Single out the lines that include the word "Region". Copy them.

Extracts from a graphics dataset
# # # # #

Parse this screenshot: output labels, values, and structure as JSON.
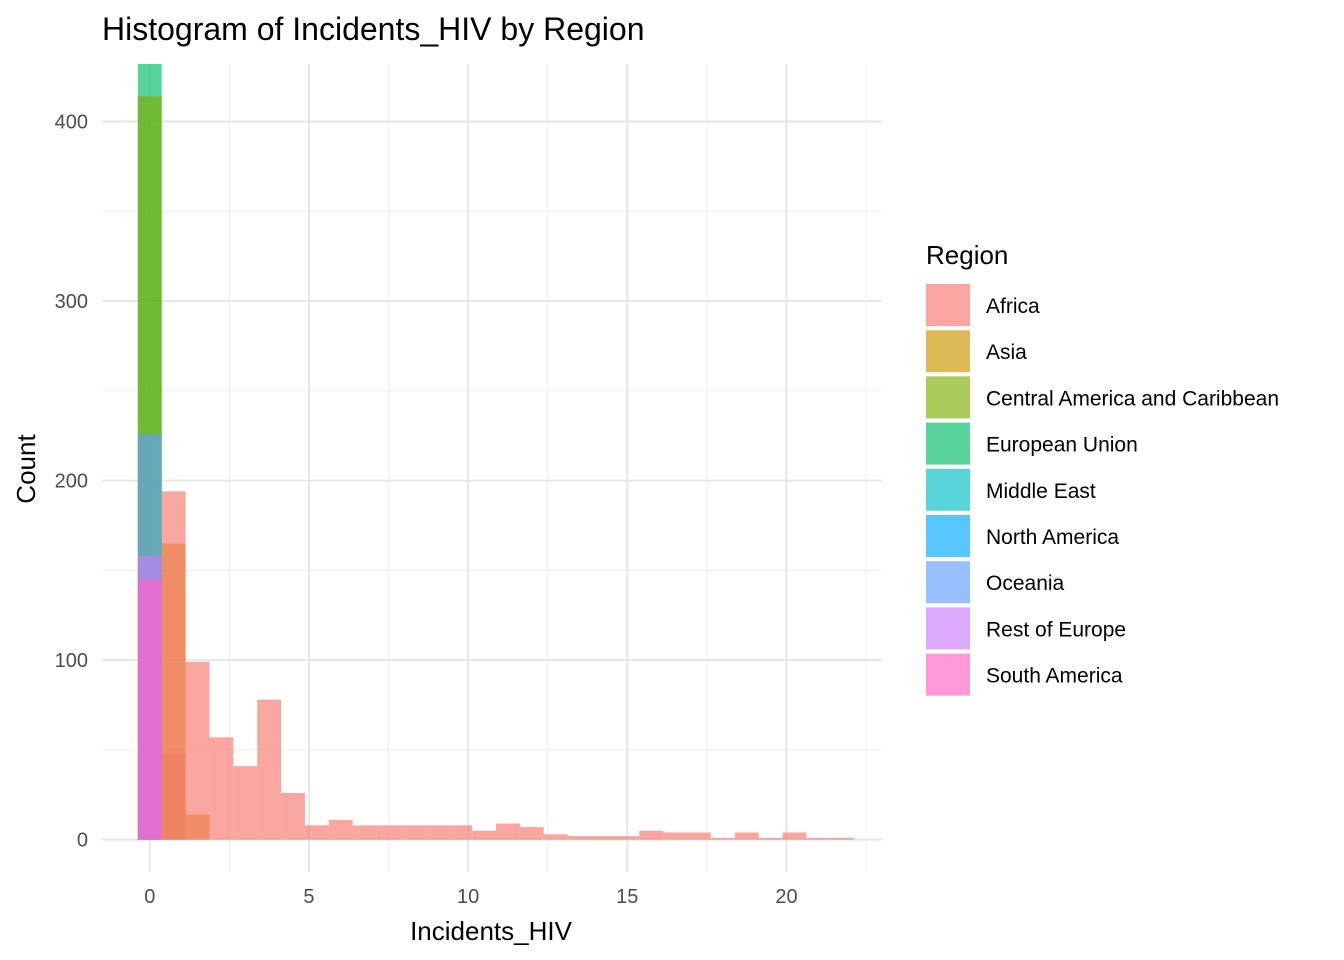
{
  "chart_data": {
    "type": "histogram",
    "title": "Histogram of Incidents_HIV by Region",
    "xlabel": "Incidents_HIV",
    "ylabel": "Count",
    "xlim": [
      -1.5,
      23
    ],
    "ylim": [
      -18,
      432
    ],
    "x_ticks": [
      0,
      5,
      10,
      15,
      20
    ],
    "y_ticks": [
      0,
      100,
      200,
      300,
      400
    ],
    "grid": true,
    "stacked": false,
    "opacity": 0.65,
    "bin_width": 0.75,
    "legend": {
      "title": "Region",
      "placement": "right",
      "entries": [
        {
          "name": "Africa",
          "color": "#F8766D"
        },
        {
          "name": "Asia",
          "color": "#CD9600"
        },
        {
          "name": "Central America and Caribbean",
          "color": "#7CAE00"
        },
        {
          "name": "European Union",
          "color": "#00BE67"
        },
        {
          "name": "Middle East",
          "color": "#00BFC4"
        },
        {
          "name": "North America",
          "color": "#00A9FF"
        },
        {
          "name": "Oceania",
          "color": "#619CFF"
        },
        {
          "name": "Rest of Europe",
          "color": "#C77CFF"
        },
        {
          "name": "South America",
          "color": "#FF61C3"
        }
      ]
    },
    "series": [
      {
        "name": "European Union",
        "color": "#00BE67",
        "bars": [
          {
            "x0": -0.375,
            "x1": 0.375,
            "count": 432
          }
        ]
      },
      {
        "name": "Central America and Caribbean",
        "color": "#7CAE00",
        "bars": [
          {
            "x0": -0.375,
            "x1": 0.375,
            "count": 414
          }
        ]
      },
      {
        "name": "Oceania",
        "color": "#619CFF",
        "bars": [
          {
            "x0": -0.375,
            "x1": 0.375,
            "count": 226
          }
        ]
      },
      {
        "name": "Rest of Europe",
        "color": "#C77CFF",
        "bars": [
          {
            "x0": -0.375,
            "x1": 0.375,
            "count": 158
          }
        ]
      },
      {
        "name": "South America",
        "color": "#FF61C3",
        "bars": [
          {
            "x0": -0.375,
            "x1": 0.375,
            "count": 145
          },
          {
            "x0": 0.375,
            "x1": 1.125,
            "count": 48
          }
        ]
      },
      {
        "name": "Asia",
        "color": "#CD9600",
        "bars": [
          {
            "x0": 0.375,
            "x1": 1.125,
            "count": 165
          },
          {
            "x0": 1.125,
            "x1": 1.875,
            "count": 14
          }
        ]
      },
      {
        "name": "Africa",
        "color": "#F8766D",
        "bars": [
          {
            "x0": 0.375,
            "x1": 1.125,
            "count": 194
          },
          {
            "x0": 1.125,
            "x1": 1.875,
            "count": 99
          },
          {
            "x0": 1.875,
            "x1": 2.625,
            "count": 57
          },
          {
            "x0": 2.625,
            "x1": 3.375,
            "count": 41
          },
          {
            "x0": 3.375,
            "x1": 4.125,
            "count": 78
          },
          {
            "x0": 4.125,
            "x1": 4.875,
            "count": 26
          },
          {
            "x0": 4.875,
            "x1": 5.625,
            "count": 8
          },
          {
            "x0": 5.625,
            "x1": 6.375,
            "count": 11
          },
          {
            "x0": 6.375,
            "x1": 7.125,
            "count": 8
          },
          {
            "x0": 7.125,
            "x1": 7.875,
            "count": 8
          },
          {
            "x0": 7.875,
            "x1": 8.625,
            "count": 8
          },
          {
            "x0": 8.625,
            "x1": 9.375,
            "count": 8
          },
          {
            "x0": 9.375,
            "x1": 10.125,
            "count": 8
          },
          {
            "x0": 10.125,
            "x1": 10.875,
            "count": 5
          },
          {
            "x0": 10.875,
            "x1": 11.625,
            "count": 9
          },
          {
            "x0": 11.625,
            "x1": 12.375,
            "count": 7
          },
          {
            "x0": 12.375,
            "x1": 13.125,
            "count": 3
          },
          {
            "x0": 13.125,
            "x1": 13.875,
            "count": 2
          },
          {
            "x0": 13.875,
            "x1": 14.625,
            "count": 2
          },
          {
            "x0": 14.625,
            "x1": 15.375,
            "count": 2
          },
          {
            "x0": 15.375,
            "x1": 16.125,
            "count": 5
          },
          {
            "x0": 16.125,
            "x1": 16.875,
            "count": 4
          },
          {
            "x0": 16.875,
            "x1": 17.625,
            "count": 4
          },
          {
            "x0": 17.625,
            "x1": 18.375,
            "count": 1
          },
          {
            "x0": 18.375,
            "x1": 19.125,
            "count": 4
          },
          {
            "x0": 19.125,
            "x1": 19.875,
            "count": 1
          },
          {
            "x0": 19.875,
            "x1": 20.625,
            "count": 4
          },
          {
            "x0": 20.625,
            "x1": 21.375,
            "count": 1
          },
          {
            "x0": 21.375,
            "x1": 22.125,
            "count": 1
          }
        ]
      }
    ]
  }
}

# # # # #

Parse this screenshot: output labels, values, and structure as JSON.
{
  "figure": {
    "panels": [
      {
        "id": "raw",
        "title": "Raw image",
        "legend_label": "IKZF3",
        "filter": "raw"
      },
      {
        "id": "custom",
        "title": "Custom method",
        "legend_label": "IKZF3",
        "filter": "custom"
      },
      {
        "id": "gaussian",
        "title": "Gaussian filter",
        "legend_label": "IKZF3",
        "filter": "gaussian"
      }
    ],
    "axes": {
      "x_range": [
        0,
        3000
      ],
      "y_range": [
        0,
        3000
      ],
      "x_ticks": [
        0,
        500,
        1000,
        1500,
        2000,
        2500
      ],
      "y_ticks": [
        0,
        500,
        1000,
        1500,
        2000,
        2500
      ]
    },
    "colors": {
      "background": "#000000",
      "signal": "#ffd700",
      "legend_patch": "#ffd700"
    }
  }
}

# # # # #

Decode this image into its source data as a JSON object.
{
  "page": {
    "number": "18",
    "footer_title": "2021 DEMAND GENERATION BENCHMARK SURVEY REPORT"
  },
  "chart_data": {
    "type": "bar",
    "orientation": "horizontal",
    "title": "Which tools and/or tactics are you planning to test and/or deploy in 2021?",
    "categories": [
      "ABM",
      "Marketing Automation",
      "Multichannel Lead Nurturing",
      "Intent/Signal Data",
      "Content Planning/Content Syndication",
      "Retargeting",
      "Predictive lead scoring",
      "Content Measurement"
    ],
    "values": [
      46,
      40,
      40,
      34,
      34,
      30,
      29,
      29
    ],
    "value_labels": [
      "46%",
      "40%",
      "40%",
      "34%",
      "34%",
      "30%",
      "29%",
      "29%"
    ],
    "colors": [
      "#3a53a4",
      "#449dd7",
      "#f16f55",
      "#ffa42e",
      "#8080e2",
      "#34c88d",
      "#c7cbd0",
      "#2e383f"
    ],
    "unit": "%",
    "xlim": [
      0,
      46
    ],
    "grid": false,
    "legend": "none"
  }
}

# # # # #

- **Answer to the task**
    "title": "Histogram of Incidents_HIV by Region",
      "title": "Region",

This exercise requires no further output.